═════ Records

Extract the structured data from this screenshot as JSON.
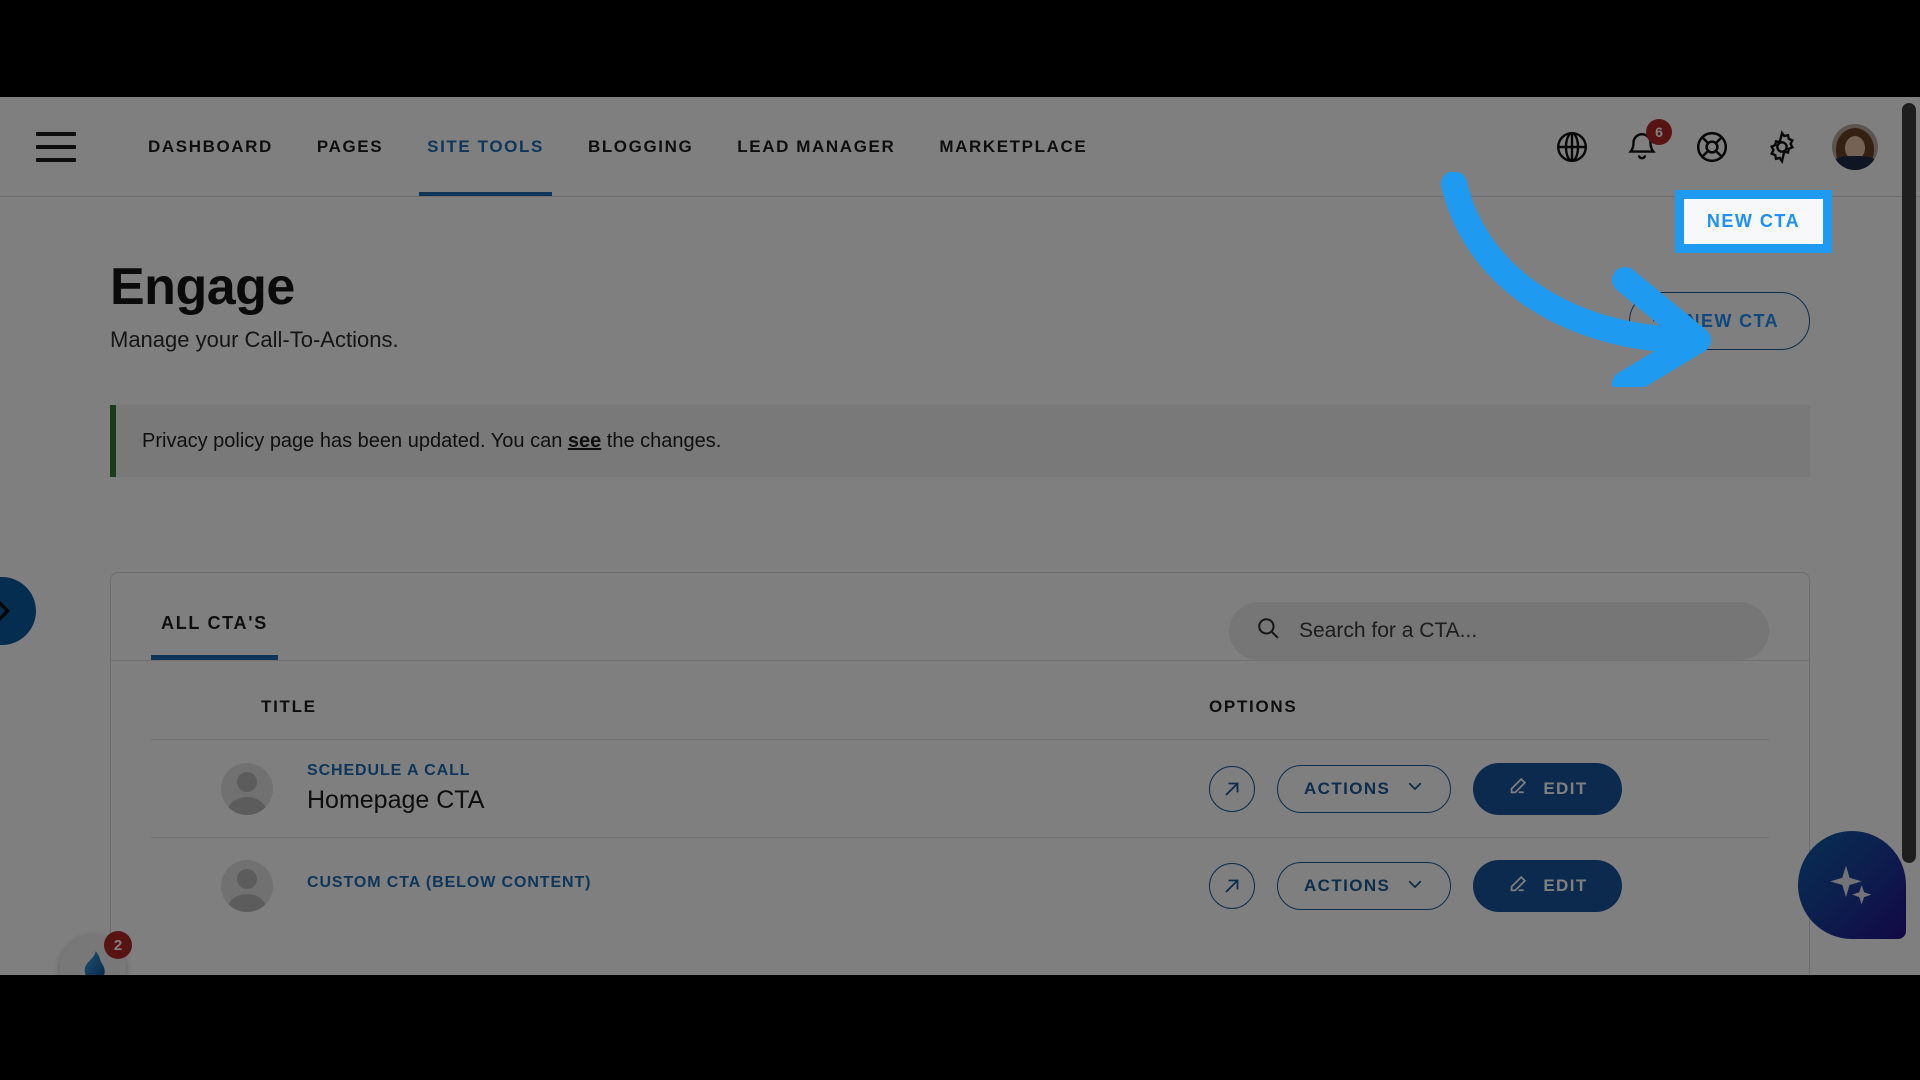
{
  "navbar": {
    "menu_icon": "hamburger-menu-icon",
    "links": [
      {
        "label": "DASHBOARD",
        "active": false
      },
      {
        "label": "PAGES",
        "active": false
      },
      {
        "label": "SITE TOOLS",
        "active": true
      },
      {
        "label": "BLOGGING",
        "active": false
      },
      {
        "label": "LEAD MANAGER",
        "active": false
      },
      {
        "label": "MARKETPLACE",
        "active": false
      }
    ],
    "icons": [
      {
        "name": "globe-icon",
        "badge": null
      },
      {
        "name": "bell-notifications-icon",
        "badge": "6"
      },
      {
        "name": "lifebuoy-support-icon",
        "badge": null
      },
      {
        "name": "gear-settings-icon",
        "badge": null
      }
    ],
    "avatar_alt": "user-avatar"
  },
  "page": {
    "title": "Engage",
    "subtitle": "Manage your Call-To-Actions.",
    "new_cta_label": "NEW CTA",
    "new_cta_plus": "+"
  },
  "banner": {
    "text_before": "Privacy policy page has been updated. You can ",
    "link": "see",
    "text_after": " the changes.",
    "accent_color": "#2e7d32"
  },
  "card": {
    "tab_label": "ALL CTA'S",
    "search_placeholder": "Search for a CTA...",
    "search_value": "",
    "search_icon": "search-icon",
    "columns": {
      "title": "TITLE",
      "options": "OPTIONS"
    },
    "rows": [
      {
        "kicker": "SCHEDULE A CALL",
        "title": "Homepage CTA",
        "open_icon": "external-link-icon",
        "actions_label": "ACTIONS",
        "edit_label": "EDIT"
      },
      {
        "kicker": "CUSTOM CTA (BELOW CONTENT)",
        "title": "",
        "open_icon": "external-link-icon",
        "actions_label": "ACTIONS",
        "edit_label": "EDIT"
      }
    ]
  },
  "widgets": {
    "side_toggle_icon": "chevron-right-icon",
    "chat_icon": "flame-chat-icon",
    "chat_badge": "2",
    "ai_icon": "sparkle-ai-icon"
  },
  "annotation": {
    "arrow_color": "#1e9bf0",
    "highlight_color": "#1e9bf0",
    "target_label": "NEW CTA"
  },
  "colors": {
    "brand_blue": "#1b6cb5",
    "link_blue": "#1e90ff",
    "dark_blue": "#17559b",
    "badge_red": "#b02626",
    "green": "#2e7d32"
  }
}
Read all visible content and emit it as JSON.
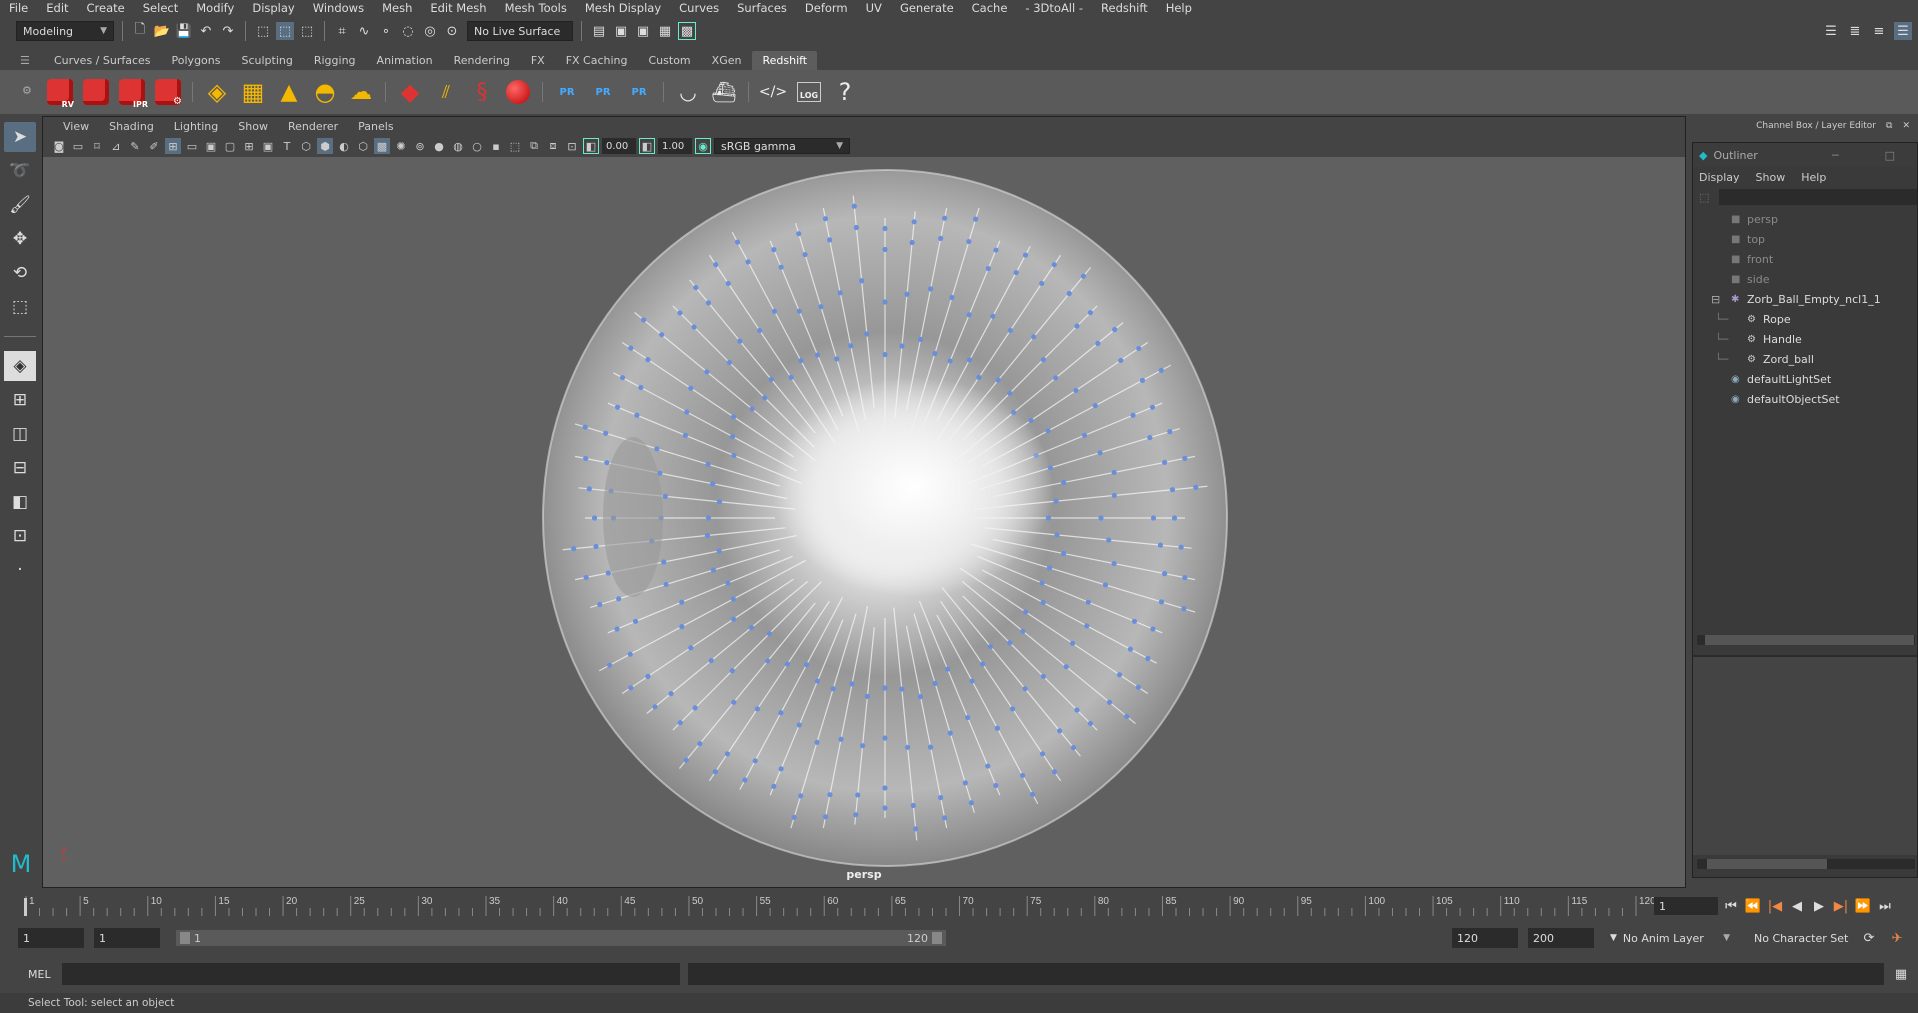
{
  "menu": [
    "File",
    "Edit",
    "Create",
    "Select",
    "Modify",
    "Display",
    "Windows",
    "Mesh",
    "Edit Mesh",
    "Mesh Tools",
    "Mesh Display",
    "Curves",
    "Surfaces",
    "Deform",
    "UV",
    "Generate",
    "Cache",
    "- 3DtoAll -",
    "Redshift",
    "Help"
  ],
  "status": {
    "mode": "Modeling",
    "live_surface": "No Live Surface"
  },
  "shelf_tabs": [
    {
      "label": "Curves / Surfaces",
      "active": false
    },
    {
      "label": "Polygons",
      "active": false
    },
    {
      "label": "Sculpting",
      "active": false
    },
    {
      "label": "Rigging",
      "active": false
    },
    {
      "label": "Animation",
      "active": false
    },
    {
      "label": "Rendering",
      "active": false
    },
    {
      "label": "FX",
      "active": false
    },
    {
      "label": "FX Caching",
      "active": false
    },
    {
      "label": "Custom",
      "active": false
    },
    {
      "label": "XGen",
      "active": false
    },
    {
      "label": "Redshift",
      "active": true
    }
  ],
  "shelf": {
    "rv": "RV",
    "ipr": "IPR",
    "pr": "PR",
    "log": "LOG",
    "help": "?"
  },
  "viewport": {
    "menu": [
      "View",
      "Shading",
      "Lighting",
      "Show",
      "Renderer",
      "Panels"
    ],
    "exposure": "0.00",
    "gamma": "1.00",
    "color_space": "sRGB gamma",
    "camera": "persp"
  },
  "right_panel": {
    "title": "Channel Box / Layer Editor",
    "outliner": {
      "title": "Outliner",
      "menu": [
        "Display",
        "Show",
        "Help"
      ],
      "items": [
        {
          "label": "persp",
          "icon": "camera-icon",
          "dim": true
        },
        {
          "label": "top",
          "icon": "camera-icon",
          "dim": true
        },
        {
          "label": "front",
          "icon": "camera-icon",
          "dim": true
        },
        {
          "label": "side",
          "icon": "camera-icon",
          "dim": true
        },
        {
          "label": "Zorb_Ball_Empty_ncl1_1",
          "icon": "ncloth-icon",
          "dim": false
        },
        {
          "label": "Rope",
          "icon": "mesh-icon",
          "dim": false
        },
        {
          "label": "Handle",
          "icon": "mesh-icon",
          "dim": false
        },
        {
          "label": "Zord_ball",
          "icon": "mesh-icon",
          "dim": false
        },
        {
          "label": "defaultLightSet",
          "icon": "set-icon",
          "dim": false
        },
        {
          "label": "defaultObjectSet",
          "icon": "set-icon",
          "dim": false
        }
      ]
    }
  },
  "timeline": {
    "ticks": [
      "1",
      "5",
      "10",
      "15",
      "20",
      "25",
      "30",
      "35",
      "40",
      "45",
      "50",
      "55",
      "60",
      "65",
      "70",
      "75",
      "80",
      "85",
      "90",
      "95",
      "100",
      "105",
      "110",
      "115",
      "120"
    ],
    "current_frame": "1"
  },
  "range": {
    "start": "1",
    "playback_start": "1",
    "slider_start": "1",
    "slider_end": "120",
    "playback_end": "120",
    "end": "200",
    "anim_layer": "No Anim Layer",
    "character_set": "No Character Set"
  },
  "command": {
    "lang": "MEL"
  },
  "help_line": "Select Tool: select an object"
}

══════════

Written instruction »
Could you repeat all of the material exactly? Pictures should not be copied.

Reply »
Extract the structured data from this screenshot as JSON.
{
  "navbar": {
    "menu_icon": "hamburger-menu-icon",
    "links": [
      {
        "label": "DASHBOARD",
        "active": false
      },
      {
        "label": "PAGES",
        "active": false
      },
      {
        "label": "SITE TOOLS",
        "active": true
      },
      {
        "label": "BLOGGING",
        "active": false
      },
      {
        "label": "LEAD MANAGER",
        "active": false
      },
      {
        "label": "MARKETPLACE",
        "active": false
      }
    ],
    "icons": [
      {
        "name": "globe-icon",
        "badge": null
      },
      {
        "name": "bell-notifications-icon",
        "badge": "6"
      },
      {
        "name": "lifebuoy-support-icon",
        "badge": null
      },
      {
        "name": "gear-settings-icon",
        "badge": null
      }
    ],
    "avatar_alt": "user-avatar"
  },
  "page": {
    "title": "Engage",
    "subtitle": "Manage your Call-To-Actions.",
    "new_cta_label": "NEW CTA",
    "new_cta_plus": "+"
  },
  "banner": {
    "text_before": "Privacy policy page has been updated. You can ",
    "link": "see",
    "text_after": " the changes.",
    "accent_color": "#2e7d32"
  },
  "card": {
    "tab_label": "ALL CTA'S",
    "search_placeholder": "Search for a CTA...",
    "search_value": "",
    "search_icon": "search-icon",
    "columns": {
      "title": "TITLE",
      "options": "OPTIONS"
    },
    "rows": [
      {
        "kicker": "SCHEDULE A CALL",
        "title": "Homepage CTA",
        "open_icon": "external-link-icon",
        "actions_label": "ACTIONS",
        "edit_label": "EDIT"
      },
      {
        "kicker": "CUSTOM CTA (BELOW CONTENT)",
        "title": "",
        "open_icon": "external-link-icon",
        "actions_label": "ACTIONS",
        "edit_label": "EDIT"
      }
    ]
  },
  "widgets": {
    "side_toggle_icon": "chevron-right-icon",
    "chat_icon": "flame-chat-icon",
    "chat_badge": "2",
    "ai_icon": "sparkle-ai-icon"
  },
  "annotation": {
    "arrow_color": "#1e9bf0",
    "highlight_color": "#1e9bf0",
    "target_label": "NEW CTA"
  },
  "colors": {
    "brand_blue": "#1b6cb5",
    "link_blue": "#1e90ff",
    "dark_blue": "#17559b",
    "badge_red": "#b02626",
    "green": "#2e7d32"
  }
}
Read all visible content and emit it as JSON.
{
  "menu": [
    "File",
    "Edit",
    "Create",
    "Select",
    "Modify",
    "Display",
    "Windows",
    "Mesh",
    "Edit Mesh",
    "Mesh Tools",
    "Mesh Display",
    "Curves",
    "Surfaces",
    "Deform",
    "UV",
    "Generate",
    "Cache",
    "- 3DtoAll -",
    "Redshift",
    "Help"
  ],
  "status": {
    "mode": "Modeling",
    "live_surface": "No Live Surface"
  },
  "shelf_tabs": [
    {
      "label": "Curves / Surfaces",
      "active": false
    },
    {
      "label": "Polygons",
      "active": false
    },
    {
      "label": "Sculpting",
      "active": false
    },
    {
      "label": "Rigging",
      "active": false
    },
    {
      "label": "Animation",
      "active": false
    },
    {
      "label": "Rendering",
      "active": false
    },
    {
      "label": "FX",
      "active": false
    },
    {
      "label": "FX Caching",
      "active": false
    },
    {
      "label": "Custom",
      "active": false
    },
    {
      "label": "XGen",
      "active": false
    },
    {
      "label": "Redshift",
      "active": true
    }
  ],
  "shelf": {
    "rv": "RV",
    "ipr": "IPR",
    "pr": "PR",
    "log": "LOG",
    "help": "?"
  },
  "viewport": {
    "menu": [
      "View",
      "Shading",
      "Lighting",
      "Show",
      "Renderer",
      "Panels"
    ],
    "exposure": "0.00",
    "gamma": "1.00",
    "color_space": "sRGB gamma",
    "camera": "persp"
  },
  "right_panel": {
    "title": "Channel Box / Layer Editor",
    "outliner": {
      "title": "Outliner",
      "menu": [
        "Display",
        "Show",
        "Help"
      ],
      "items": [
        {
          "label": "persp",
          "icon": "camera-icon",
          "dim": true
        },
        {
          "label": "top",
          "icon": "camera-icon",
          "dim": true
        },
        {
          "label": "front",
          "icon": "camera-icon",
          "dim": true
        },
        {
          "label": "side",
          "icon": "camera-icon",
          "dim": true
        },
        {
          "label": "Zorb_Ball_Empty_ncl1_1",
          "icon": "ncloth-icon",
          "dim": false
        },
        {
          "label": "Rope",
          "icon": "mesh-icon",
          "dim": false
        },
        {
          "label": "Handle",
          "icon": "mesh-icon",
          "dim": false
        },
        {
          "label": "Zord_ball",
          "icon": "mesh-icon",
          "dim": false
        },
        {
          "label": "defaultLightSet",
          "icon": "set-icon",
          "dim": false
        },
        {
          "label": "defaultObjectSet",
          "icon": "set-icon",
          "dim": false
        }
      ]
    }
  },
  "timeline": {
    "ticks": [
      "1",
      "5",
      "10",
      "15",
      "20",
      "25",
      "30",
      "35",
      "40",
      "45",
      "50",
      "55",
      "60",
      "65",
      "70",
      "75",
      "80",
      "85",
      "90",
      "95",
      "100",
      "105",
      "110",
      "115",
      "120"
    ],
    "current_frame": "1"
  },
  "range": {
    "start": "1",
    "playback_start": "1",
    "slider_start": "1",
    "slider_end": "120",
    "playback_end": "120",
    "end": "200",
    "anim_layer": "No Anim Layer",
    "character_set": "No Character Set"
  },
  "command": {
    "lang": "MEL"
  },
  "help_line": "Select Tool: select an object"
}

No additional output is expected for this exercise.